[Figure data in JSON]
┌──
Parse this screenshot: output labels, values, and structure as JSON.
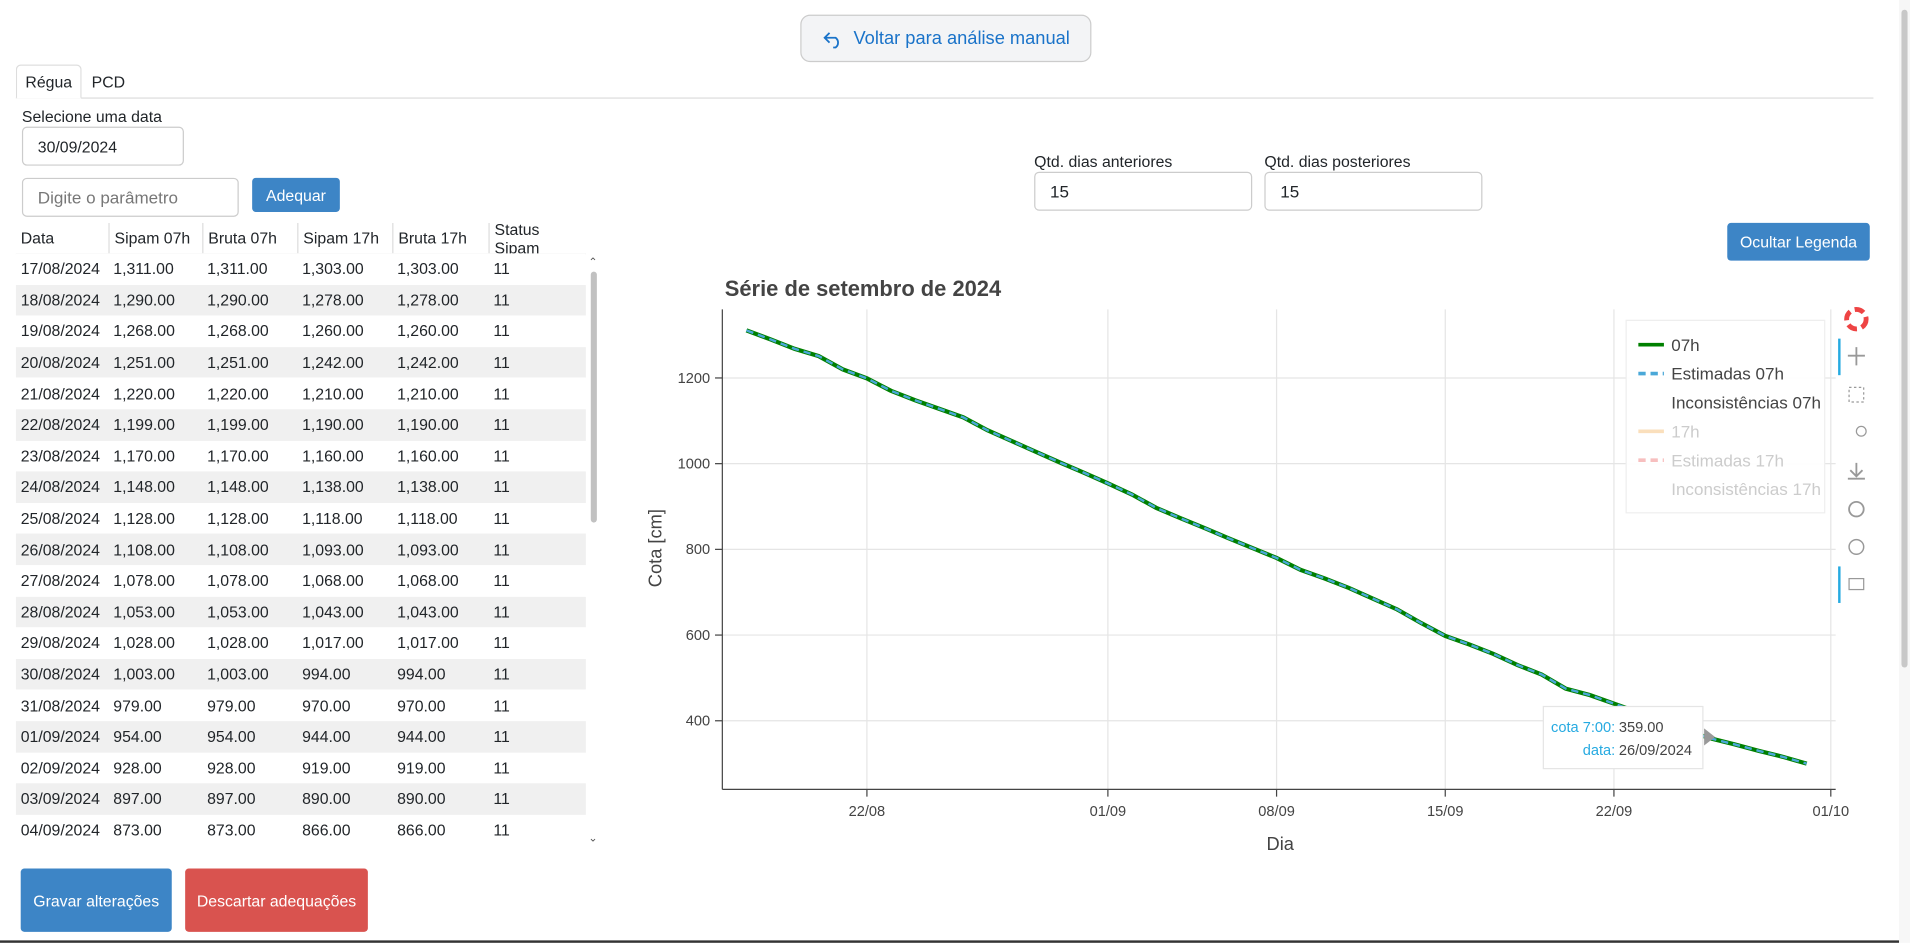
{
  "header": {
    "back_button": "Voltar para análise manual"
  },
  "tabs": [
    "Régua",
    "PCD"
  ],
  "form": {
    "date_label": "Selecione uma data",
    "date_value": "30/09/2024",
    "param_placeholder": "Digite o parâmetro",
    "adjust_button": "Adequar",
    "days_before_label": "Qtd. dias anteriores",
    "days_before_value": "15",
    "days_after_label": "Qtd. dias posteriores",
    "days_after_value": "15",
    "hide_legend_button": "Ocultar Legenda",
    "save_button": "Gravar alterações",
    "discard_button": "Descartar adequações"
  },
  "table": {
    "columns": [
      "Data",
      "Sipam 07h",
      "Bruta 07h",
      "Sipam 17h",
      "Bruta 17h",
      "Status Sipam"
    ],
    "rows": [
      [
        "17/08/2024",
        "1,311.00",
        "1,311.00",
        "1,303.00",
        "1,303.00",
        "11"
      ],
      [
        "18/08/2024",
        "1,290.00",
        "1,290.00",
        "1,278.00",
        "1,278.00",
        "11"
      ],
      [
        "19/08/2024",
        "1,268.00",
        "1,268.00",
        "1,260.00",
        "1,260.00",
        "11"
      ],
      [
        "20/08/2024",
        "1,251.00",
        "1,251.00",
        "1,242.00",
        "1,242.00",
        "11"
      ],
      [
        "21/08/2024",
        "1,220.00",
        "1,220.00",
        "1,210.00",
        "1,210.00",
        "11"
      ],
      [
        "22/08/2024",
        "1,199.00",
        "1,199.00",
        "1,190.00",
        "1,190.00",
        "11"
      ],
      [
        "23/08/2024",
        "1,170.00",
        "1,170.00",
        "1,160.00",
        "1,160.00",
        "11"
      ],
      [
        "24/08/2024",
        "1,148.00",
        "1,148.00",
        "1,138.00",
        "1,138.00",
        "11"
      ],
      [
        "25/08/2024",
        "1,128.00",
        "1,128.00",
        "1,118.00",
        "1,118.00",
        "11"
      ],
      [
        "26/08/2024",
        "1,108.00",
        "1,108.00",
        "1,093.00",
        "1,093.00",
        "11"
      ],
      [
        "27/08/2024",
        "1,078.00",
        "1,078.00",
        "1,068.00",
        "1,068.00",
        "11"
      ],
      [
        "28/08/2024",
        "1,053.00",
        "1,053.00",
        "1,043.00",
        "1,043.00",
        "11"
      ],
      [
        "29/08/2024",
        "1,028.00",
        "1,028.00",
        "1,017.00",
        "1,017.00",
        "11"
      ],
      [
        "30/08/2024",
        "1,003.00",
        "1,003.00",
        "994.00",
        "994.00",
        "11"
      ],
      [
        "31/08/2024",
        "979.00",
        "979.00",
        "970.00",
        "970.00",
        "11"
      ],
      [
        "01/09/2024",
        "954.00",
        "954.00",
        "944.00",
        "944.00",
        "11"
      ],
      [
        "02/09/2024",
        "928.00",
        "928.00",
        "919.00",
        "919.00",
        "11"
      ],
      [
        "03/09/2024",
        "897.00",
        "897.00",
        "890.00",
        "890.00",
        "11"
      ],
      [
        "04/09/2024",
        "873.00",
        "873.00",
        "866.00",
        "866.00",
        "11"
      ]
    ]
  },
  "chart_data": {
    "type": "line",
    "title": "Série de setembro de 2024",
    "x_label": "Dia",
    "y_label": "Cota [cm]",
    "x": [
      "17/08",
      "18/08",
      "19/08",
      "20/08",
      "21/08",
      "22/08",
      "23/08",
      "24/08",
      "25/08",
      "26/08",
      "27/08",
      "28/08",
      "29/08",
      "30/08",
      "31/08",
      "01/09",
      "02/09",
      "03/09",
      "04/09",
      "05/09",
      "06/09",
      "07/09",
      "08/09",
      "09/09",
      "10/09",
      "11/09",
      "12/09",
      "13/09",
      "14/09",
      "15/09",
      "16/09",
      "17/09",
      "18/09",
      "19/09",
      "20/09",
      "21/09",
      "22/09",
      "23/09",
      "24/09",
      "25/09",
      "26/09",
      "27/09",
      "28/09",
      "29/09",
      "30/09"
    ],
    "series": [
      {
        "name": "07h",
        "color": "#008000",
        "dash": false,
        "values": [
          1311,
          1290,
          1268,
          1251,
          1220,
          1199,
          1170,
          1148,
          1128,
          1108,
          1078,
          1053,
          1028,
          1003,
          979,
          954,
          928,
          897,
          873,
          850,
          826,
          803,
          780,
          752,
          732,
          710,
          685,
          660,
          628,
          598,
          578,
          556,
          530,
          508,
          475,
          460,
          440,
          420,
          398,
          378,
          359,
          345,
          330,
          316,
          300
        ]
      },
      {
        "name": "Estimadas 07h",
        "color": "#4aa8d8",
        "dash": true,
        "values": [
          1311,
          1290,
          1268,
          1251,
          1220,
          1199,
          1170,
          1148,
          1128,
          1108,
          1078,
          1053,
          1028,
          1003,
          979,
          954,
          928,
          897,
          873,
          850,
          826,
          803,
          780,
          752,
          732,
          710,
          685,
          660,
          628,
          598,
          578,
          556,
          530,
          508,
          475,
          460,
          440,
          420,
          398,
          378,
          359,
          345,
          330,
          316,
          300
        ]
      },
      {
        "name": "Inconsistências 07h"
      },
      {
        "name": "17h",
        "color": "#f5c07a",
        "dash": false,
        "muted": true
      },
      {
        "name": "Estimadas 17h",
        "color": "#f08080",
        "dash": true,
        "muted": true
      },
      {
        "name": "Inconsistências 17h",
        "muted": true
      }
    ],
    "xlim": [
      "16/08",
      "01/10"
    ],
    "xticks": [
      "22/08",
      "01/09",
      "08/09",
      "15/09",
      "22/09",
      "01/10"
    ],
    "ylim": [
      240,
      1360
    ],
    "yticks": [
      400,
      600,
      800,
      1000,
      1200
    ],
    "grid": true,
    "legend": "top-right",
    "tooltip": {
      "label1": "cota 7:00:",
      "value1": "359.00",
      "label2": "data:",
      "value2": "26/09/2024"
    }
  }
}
└──
┌──
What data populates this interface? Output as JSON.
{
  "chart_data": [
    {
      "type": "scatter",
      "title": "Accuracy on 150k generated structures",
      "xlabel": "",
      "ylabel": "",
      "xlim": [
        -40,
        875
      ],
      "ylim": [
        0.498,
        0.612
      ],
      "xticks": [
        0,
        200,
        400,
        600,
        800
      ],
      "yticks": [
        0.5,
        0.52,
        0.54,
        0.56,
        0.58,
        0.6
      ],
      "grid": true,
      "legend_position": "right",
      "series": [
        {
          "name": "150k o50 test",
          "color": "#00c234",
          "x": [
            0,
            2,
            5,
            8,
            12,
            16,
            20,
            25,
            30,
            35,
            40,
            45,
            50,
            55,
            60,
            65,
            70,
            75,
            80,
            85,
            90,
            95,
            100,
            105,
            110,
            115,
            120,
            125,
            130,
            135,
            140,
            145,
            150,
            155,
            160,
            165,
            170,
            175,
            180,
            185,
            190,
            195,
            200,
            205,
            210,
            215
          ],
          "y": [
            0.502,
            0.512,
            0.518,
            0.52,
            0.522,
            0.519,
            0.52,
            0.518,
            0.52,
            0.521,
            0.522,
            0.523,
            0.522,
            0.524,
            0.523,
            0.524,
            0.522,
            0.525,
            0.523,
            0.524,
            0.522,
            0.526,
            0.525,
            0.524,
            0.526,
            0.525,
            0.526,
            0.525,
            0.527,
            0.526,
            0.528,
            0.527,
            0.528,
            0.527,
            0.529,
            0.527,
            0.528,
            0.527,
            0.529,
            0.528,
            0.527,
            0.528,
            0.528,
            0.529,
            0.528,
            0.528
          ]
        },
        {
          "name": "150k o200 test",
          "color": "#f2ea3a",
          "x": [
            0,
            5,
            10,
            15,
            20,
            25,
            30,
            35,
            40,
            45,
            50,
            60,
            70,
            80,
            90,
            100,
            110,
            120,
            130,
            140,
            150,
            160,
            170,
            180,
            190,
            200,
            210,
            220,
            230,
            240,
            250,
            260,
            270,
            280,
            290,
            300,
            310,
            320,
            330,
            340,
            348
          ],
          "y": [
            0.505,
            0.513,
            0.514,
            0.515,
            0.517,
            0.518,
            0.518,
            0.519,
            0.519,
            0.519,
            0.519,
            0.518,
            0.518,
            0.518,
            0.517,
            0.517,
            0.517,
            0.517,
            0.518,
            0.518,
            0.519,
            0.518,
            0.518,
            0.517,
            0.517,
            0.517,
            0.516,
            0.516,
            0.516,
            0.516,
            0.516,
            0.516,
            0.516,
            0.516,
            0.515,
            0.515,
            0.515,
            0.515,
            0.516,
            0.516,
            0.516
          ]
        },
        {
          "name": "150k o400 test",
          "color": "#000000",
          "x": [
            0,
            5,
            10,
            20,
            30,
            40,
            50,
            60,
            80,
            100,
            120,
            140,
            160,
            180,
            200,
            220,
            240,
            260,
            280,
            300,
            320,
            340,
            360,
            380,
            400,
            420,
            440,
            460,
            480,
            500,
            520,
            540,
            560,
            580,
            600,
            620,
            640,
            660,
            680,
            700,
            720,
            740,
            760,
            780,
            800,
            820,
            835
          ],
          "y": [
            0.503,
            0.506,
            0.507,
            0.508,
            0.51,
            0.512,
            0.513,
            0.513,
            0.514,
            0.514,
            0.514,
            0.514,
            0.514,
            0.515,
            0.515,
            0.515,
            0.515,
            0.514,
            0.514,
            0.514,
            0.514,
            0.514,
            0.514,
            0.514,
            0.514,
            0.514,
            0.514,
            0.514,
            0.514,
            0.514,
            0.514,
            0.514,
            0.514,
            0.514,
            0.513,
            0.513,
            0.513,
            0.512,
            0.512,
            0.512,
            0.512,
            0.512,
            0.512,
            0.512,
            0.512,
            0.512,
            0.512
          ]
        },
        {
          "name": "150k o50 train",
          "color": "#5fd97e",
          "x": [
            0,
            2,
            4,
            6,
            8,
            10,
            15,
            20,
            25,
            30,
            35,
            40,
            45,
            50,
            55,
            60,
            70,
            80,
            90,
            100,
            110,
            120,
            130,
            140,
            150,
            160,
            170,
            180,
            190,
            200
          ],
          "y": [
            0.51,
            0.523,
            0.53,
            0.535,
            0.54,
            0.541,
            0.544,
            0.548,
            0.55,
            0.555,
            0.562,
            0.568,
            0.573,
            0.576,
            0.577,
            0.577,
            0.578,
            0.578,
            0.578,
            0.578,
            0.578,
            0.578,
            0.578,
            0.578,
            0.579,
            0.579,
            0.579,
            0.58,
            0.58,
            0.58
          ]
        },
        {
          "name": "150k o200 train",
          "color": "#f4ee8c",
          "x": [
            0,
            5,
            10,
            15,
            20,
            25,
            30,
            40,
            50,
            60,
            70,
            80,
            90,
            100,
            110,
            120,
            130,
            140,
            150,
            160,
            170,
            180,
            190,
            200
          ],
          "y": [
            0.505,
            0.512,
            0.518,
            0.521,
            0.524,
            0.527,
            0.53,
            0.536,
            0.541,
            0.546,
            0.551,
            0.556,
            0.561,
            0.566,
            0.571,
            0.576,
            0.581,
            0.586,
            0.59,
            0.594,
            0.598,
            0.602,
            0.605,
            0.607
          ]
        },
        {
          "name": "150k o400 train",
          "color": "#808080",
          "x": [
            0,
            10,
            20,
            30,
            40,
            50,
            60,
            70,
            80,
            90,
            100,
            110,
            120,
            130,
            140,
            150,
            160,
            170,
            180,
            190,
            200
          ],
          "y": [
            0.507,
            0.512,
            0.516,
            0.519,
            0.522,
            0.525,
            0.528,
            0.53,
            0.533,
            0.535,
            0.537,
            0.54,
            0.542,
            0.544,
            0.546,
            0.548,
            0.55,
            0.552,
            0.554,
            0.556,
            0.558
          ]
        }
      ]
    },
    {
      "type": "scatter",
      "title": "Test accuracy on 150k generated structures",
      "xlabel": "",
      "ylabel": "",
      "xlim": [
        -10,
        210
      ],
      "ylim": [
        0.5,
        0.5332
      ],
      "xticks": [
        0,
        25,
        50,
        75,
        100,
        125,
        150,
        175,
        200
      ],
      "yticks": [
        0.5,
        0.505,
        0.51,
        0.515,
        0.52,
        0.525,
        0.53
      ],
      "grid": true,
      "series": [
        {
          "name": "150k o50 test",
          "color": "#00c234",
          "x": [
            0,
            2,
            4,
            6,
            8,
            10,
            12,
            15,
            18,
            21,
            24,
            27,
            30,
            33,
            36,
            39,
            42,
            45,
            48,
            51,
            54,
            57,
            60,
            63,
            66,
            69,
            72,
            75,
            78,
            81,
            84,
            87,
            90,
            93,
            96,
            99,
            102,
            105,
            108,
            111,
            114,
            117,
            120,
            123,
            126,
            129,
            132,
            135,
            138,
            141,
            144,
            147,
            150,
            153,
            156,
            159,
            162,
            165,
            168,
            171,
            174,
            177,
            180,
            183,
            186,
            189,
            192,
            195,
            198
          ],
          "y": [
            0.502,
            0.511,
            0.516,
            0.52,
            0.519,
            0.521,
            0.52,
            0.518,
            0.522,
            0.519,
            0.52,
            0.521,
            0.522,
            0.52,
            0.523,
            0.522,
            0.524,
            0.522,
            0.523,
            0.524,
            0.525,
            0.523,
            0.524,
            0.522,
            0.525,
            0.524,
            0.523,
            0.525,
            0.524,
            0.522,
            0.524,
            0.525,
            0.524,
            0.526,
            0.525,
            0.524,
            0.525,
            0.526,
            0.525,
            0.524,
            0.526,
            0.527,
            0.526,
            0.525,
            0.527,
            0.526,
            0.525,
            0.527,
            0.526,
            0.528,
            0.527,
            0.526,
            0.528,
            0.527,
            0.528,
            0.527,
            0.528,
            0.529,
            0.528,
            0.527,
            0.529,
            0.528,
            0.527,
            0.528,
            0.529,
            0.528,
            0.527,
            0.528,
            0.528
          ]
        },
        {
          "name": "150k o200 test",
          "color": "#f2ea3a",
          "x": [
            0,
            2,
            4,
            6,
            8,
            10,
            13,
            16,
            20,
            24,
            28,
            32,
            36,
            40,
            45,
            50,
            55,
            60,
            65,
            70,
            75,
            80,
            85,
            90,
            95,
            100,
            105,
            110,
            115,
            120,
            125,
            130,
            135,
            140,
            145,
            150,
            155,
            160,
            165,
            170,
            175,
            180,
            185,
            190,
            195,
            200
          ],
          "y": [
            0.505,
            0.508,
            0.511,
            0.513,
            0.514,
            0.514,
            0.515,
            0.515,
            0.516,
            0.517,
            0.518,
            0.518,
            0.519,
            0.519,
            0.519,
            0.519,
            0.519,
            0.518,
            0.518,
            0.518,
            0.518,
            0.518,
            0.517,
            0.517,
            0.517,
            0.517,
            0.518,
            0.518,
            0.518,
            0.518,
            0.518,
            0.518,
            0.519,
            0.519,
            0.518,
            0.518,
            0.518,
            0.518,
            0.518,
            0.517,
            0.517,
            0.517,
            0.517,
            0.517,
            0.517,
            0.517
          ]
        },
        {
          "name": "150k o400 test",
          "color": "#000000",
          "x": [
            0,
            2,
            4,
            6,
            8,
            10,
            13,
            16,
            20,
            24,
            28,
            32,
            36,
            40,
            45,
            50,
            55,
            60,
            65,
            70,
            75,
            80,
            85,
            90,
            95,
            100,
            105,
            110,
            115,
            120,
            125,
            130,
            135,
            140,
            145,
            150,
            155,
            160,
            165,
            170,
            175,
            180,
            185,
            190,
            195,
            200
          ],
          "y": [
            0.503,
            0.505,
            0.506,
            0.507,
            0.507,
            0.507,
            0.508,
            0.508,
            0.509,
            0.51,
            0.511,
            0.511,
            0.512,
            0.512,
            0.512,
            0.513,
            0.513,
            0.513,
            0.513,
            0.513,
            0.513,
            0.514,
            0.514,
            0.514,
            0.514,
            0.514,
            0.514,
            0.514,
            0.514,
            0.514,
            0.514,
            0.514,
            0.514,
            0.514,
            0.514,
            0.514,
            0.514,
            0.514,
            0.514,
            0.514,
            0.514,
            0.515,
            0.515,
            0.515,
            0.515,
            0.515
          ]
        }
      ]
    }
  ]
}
└──
┌──
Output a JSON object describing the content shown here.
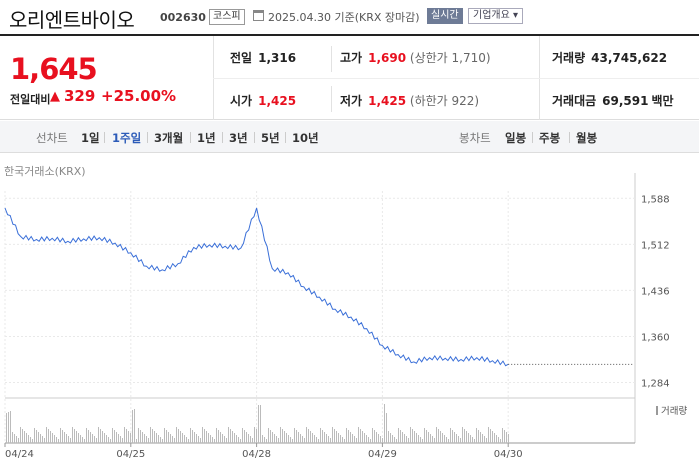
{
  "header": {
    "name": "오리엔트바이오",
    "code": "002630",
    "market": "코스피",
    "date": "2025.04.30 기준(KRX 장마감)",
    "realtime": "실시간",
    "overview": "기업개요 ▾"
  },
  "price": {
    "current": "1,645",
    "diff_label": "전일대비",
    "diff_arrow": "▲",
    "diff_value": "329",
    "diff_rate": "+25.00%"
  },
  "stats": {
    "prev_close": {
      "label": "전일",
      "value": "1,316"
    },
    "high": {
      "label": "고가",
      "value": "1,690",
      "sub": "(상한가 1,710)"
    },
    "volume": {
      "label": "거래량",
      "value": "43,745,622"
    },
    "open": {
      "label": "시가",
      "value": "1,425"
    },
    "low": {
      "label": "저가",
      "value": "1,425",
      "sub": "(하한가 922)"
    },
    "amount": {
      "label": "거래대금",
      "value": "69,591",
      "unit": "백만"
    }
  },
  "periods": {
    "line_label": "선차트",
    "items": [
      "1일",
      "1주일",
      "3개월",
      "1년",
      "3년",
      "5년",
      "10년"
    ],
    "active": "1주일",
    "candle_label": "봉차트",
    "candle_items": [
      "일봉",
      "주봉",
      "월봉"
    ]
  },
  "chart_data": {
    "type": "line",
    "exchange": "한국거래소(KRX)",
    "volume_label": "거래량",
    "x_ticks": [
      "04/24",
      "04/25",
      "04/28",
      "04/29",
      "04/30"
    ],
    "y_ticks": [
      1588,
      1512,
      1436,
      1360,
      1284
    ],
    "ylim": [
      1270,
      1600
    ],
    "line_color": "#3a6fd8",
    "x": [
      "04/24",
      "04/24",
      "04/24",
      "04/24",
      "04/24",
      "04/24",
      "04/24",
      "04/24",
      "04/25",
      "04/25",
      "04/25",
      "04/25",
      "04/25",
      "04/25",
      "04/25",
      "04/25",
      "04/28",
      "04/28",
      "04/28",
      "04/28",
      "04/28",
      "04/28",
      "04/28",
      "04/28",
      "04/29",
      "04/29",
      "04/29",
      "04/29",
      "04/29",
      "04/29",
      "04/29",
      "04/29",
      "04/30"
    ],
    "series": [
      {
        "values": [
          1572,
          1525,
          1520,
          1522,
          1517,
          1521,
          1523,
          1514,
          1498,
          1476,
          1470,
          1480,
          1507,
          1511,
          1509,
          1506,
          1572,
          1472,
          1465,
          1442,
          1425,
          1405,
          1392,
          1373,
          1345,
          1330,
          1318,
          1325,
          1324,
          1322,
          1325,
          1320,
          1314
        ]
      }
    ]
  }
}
└──
SHORT PROBLEM | Count every line of the records that holds "dias". State the number, nothing else.

RESPONSE TO THIS EXERCISE | 2